- [DATASET RECORDS]
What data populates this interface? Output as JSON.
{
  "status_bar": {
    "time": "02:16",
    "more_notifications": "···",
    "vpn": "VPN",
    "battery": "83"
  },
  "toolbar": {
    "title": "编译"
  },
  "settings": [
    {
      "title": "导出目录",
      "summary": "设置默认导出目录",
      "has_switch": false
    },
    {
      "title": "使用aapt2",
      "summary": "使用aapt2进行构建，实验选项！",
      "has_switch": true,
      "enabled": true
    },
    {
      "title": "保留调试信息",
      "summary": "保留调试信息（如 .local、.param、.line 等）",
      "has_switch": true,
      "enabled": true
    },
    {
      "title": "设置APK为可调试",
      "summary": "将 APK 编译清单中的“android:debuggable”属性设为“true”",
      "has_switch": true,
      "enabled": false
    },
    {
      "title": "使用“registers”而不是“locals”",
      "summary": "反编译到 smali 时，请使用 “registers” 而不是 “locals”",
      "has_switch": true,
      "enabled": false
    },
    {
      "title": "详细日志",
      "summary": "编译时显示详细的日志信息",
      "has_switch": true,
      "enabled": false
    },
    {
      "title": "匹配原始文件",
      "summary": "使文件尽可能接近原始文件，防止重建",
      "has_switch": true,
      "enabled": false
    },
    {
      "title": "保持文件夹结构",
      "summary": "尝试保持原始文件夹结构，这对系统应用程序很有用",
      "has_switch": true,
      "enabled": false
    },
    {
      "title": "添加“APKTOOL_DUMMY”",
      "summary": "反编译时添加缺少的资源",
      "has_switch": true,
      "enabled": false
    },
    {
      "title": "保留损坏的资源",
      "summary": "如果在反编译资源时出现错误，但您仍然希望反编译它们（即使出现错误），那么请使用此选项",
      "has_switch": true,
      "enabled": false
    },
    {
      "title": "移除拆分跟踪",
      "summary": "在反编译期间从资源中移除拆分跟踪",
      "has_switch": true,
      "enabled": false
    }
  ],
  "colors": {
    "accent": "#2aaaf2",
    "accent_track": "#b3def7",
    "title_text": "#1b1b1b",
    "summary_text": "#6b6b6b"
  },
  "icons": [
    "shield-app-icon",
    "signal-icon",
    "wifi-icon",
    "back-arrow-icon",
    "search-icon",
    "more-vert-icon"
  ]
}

- [EXERCISE INSTRUCTIONS] From the listing above, reproduce all the lines exactly.

- [ANSWER TO THIS TASK]
What data populates this interface? Output as JSON.
{
  "status_bar": {
    "time": "02:16",
    "more_notifications": "···",
    "vpn": "VPN",
    "battery": "83"
  },
  "toolbar": {
    "title": "编译"
  },
  "settings": [
    {
      "title": "导出目录",
      "summary": "设置默认导出目录",
      "has_switch": false
    },
    {
      "title": "使用aapt2",
      "summary": "使用aapt2进行构建，实验选项！",
      "has_switch": true,
      "enabled": true
    },
    {
      "title": "保留调试信息",
      "summary": "保留调试信息（如 .local、.param、.line 等）",
      "has_switch": true,
      "enabled": true
    },
    {
      "title": "设置APK为可调试",
      "summary": "将 APK 编译清单中的“android:debuggable”属性设为“true”",
      "has_switch": true,
      "enabled": false
    },
    {
      "title": "使用“registers”而不是“locals”",
      "summary": "反编译到 smali 时，请使用 “registers” 而不是 “locals”",
      "has_switch": true,
      "enabled": false
    },
    {
      "title": "详细日志",
      "summary": "编译时显示详细的日志信息",
      "has_switch": true,
      "enabled": false
    },
    {
      "title": "匹配原始文件",
      "summary": "使文件尽可能接近原始文件，防止重建",
      "has_switch": true,
      "enabled": false
    },
    {
      "title": "保持文件夹结构",
      "summary": "尝试保持原始文件夹结构，这对系统应用程序很有用",
      "has_switch": true,
      "enabled": false
    },
    {
      "title": "添加“APKTOOL_DUMMY”",
      "summary": "反编译时添加缺少的资源",
      "has_switch": true,
      "enabled": false
    },
    {
      "title": "保留损坏的资源",
      "summary": "如果在反编译资源时出现错误，但您仍然希望反编译它们（即使出现错误），那么请使用此选项",
      "has_switch": true,
      "enabled": false
    },
    {
      "title": "移除拆分跟踪",
      "summary": "在反编译期间从资源中移除拆分跟踪",
      "has_switch": true,
      "enabled": false
    }
  ],
  "colors": {
    "accent": "#2aaaf2",
    "accent_track": "#b3def7",
    "title_text": "#1b1b1b",
    "summary_text": "#6b6b6b"
  },
  "icons": [
    "shield-app-icon",
    "signal-icon",
    "wifi-icon",
    "back-arrow-icon",
    "search-icon",
    "more-vert-icon"
  ]
}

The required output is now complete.